* _What you have to do_
Below is some material; set it all down exactly, apart from the pictures.
---- Input rows
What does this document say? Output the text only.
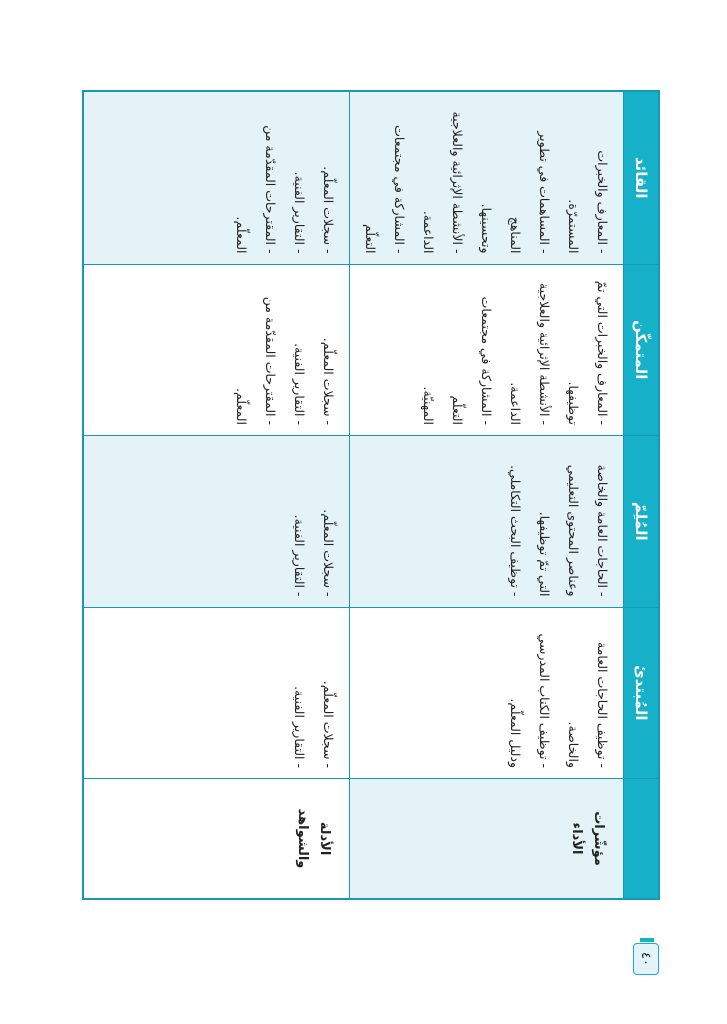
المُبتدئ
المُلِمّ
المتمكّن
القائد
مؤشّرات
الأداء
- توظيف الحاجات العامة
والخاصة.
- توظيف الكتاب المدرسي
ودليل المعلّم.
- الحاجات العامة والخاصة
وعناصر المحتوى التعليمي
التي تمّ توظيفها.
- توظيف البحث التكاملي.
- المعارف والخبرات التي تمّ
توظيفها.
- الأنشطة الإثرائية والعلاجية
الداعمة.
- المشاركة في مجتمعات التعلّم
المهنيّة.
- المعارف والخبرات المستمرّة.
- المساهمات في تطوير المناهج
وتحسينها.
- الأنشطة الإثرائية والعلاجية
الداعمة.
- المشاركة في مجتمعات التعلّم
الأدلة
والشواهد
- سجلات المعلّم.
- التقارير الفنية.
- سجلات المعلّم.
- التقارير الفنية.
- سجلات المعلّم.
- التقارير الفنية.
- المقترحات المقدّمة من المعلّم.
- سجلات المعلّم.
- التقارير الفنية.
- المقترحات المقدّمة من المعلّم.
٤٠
--------
* _Correct response_
What does this document say? Output the text only.
المُبتدئ
المُلِمّ
المتمكّن
القائد
مؤشّرات
الأداء
- توظيف الحاجات العامة
والخاصة.
- توظيف الكتاب المدرسي
ودليل المعلّم.
- الحاجات العامة والخاصة
وعناصر المحتوى التعليمي
التي تمّ توظيفها.
- توظيف البحث التكاملي.
- المعارف والخبرات التي تمّ
توظيفها.
- الأنشطة الإثرائية والعلاجية
الداعمة.
- المشاركة في مجتمعات التعلّم
المهنيّة.
- المعارف والخبرات المستمرّة.
- المساهمات في تطوير المناهج
وتحسينها.
- الأنشطة الإثرائية والعلاجية
الداعمة.
- المشاركة في مجتمعات التعلّم
الأدلة
والشواهد
- سجلات المعلّم.
- التقارير الفنية.
- سجلات المعلّم.
- التقارير الفنية.
- سجلات المعلّم.
- التقارير الفنية.
- المقترحات المقدّمة من المعلّم.
- سجلات المعلّم.
- التقارير الفنية.
- المقترحات المقدّمة من المعلّم.
٤٠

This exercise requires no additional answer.